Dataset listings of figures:
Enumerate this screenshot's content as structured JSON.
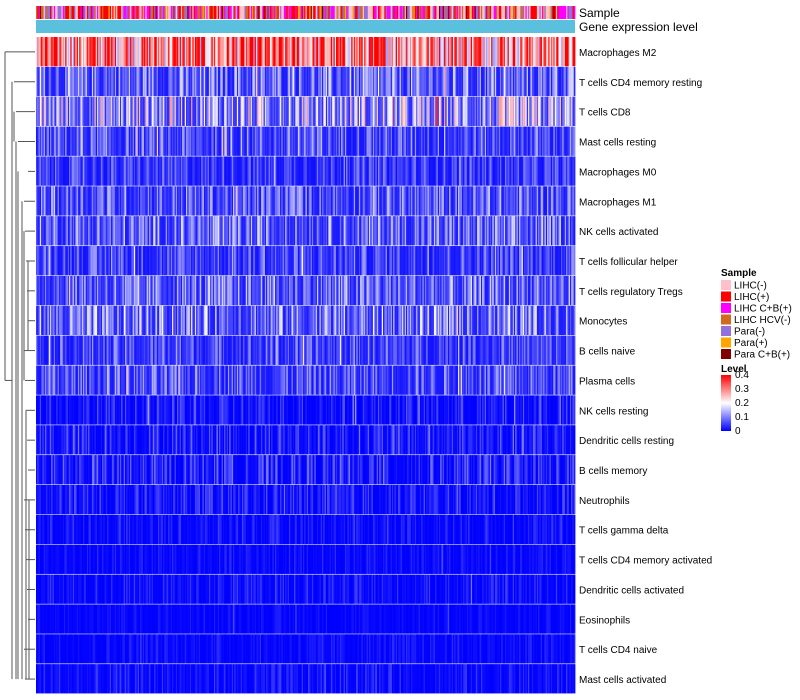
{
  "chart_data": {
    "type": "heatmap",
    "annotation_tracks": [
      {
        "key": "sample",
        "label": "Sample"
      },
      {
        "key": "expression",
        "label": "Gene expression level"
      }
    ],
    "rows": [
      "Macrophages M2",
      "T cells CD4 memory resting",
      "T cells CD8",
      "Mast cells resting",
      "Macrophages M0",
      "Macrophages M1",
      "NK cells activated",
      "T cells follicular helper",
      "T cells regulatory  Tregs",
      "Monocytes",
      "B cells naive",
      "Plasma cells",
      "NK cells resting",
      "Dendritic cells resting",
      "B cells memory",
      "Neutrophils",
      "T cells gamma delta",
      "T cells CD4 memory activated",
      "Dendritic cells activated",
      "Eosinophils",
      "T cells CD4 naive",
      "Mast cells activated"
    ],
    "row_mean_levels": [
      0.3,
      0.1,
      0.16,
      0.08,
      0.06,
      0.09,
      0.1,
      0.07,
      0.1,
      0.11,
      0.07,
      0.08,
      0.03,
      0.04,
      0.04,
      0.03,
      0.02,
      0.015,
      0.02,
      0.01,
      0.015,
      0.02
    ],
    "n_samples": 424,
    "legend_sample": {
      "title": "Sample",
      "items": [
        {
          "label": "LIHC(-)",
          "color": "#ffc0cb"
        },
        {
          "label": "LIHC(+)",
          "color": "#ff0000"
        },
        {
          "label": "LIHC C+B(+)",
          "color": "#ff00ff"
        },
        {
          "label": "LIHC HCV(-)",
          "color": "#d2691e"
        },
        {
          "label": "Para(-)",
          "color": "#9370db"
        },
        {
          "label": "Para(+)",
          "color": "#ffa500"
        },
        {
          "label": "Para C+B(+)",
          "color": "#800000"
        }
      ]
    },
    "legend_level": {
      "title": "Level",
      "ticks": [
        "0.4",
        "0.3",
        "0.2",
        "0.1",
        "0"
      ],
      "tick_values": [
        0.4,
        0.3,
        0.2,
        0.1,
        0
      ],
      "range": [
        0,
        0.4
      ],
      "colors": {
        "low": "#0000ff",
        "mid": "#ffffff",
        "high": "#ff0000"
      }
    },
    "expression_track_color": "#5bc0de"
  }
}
* * *
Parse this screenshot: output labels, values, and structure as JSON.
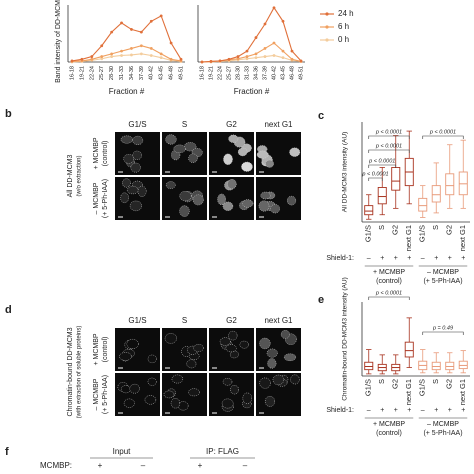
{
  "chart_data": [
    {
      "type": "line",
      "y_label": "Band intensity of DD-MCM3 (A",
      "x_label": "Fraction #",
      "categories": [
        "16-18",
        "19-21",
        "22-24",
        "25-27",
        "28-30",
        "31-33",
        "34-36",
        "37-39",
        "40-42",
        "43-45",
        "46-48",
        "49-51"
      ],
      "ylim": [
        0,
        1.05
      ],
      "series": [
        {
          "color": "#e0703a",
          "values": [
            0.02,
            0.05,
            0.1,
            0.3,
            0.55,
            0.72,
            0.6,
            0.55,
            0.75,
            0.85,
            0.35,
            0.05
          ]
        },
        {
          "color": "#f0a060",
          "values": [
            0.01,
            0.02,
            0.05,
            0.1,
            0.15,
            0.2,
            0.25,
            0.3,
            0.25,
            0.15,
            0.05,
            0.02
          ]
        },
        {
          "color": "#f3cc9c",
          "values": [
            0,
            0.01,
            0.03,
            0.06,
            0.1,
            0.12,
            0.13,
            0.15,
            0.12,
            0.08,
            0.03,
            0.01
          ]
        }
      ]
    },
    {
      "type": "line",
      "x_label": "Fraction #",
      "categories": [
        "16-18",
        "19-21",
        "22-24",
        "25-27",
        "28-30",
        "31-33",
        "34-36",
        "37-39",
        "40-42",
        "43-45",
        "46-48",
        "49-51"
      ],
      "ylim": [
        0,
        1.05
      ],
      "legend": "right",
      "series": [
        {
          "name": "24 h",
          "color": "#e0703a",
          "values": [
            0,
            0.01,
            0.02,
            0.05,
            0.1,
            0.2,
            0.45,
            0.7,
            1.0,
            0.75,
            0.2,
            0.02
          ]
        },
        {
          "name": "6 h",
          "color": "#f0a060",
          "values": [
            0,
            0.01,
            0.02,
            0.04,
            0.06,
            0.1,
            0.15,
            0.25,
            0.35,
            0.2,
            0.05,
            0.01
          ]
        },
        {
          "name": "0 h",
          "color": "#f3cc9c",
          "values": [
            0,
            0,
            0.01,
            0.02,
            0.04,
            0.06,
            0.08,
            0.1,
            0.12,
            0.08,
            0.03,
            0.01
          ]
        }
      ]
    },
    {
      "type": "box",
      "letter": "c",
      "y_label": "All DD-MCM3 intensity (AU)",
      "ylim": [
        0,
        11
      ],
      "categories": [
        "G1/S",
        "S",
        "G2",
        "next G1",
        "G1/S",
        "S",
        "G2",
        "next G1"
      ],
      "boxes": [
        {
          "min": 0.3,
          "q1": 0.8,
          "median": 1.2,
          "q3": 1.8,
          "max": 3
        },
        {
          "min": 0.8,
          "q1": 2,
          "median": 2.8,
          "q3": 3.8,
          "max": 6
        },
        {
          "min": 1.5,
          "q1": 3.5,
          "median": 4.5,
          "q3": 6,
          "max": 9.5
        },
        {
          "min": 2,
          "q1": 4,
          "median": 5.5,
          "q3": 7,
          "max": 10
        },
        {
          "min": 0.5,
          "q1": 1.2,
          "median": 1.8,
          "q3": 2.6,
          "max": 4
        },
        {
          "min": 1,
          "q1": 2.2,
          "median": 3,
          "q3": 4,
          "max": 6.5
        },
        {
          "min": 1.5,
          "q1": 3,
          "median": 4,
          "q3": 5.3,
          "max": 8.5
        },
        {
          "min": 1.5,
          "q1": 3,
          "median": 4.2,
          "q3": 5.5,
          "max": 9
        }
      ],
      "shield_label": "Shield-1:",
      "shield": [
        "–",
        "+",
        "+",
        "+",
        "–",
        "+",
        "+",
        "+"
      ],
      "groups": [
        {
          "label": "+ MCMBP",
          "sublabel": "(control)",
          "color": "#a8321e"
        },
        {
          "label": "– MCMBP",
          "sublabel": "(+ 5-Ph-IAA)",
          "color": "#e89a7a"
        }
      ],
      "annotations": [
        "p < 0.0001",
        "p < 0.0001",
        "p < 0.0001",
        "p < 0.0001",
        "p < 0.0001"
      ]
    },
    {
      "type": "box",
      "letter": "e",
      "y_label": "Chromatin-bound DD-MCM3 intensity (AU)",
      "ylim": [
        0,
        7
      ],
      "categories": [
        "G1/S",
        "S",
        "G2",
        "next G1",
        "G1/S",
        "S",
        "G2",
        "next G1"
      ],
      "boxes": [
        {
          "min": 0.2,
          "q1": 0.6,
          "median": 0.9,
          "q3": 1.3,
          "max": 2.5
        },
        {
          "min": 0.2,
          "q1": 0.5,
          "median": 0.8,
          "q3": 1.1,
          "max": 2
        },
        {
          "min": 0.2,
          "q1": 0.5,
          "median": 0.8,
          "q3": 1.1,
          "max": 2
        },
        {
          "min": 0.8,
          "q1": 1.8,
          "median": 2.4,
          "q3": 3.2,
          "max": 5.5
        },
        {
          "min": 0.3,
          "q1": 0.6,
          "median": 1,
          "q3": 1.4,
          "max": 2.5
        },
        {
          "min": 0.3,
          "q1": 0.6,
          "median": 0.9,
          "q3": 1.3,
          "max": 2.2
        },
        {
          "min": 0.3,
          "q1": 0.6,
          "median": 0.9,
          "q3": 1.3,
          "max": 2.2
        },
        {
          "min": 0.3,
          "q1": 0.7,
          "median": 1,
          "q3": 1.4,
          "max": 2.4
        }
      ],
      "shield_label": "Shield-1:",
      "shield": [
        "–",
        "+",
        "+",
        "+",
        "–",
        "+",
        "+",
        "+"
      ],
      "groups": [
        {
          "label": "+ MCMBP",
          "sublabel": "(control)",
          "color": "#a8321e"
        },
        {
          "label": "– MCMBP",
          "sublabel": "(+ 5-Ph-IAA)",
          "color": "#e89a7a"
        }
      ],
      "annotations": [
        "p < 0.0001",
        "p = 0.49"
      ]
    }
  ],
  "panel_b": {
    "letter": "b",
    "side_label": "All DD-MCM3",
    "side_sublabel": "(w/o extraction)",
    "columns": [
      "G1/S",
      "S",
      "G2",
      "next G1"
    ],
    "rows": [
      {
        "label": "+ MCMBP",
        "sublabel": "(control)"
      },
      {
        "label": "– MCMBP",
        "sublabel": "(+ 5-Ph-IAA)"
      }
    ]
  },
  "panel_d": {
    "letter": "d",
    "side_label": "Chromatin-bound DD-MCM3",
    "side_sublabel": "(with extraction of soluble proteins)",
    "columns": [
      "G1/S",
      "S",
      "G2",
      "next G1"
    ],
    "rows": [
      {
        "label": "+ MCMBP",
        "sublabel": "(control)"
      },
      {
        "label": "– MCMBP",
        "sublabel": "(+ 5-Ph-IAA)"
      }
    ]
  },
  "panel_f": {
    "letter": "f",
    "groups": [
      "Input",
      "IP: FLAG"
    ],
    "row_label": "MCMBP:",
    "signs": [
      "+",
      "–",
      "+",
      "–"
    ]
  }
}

__Task brief__.
A single number is the whole answer: the tally of lines above that contain "Macrophages".

__Answer to this exercise__.
3